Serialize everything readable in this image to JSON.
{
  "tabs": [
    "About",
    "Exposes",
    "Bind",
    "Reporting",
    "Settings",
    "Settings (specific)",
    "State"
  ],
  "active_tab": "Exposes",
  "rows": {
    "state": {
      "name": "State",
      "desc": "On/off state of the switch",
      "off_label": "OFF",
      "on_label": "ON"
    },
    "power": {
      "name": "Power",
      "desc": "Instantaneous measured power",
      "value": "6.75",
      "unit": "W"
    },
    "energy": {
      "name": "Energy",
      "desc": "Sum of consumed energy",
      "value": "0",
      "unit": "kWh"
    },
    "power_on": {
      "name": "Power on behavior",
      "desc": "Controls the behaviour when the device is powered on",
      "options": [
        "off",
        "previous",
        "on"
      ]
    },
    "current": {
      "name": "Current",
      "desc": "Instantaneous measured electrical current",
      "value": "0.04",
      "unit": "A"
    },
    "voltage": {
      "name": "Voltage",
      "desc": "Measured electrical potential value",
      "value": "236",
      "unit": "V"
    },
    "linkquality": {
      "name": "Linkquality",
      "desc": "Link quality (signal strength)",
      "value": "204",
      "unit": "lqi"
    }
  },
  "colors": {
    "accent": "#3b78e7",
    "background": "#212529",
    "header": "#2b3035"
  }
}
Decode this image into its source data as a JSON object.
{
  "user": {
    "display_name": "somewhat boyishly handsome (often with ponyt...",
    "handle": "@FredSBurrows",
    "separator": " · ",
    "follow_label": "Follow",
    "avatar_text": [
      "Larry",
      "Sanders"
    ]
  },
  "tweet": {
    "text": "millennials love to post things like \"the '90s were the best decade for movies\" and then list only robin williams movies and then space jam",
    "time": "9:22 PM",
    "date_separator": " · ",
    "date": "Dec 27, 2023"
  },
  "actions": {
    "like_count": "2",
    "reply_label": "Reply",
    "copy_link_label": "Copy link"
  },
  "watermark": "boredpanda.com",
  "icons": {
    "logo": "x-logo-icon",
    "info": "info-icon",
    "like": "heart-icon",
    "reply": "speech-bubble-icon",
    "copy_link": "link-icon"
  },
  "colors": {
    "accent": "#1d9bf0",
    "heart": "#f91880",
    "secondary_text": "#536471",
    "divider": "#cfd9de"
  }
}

■ ■ ■ ■ ■ ■ ■

Collect each line of the entries that has the word "this", copying it in full.

Serialize everything readable in this image to JSON.
Decode this image into its source data as a JSON object.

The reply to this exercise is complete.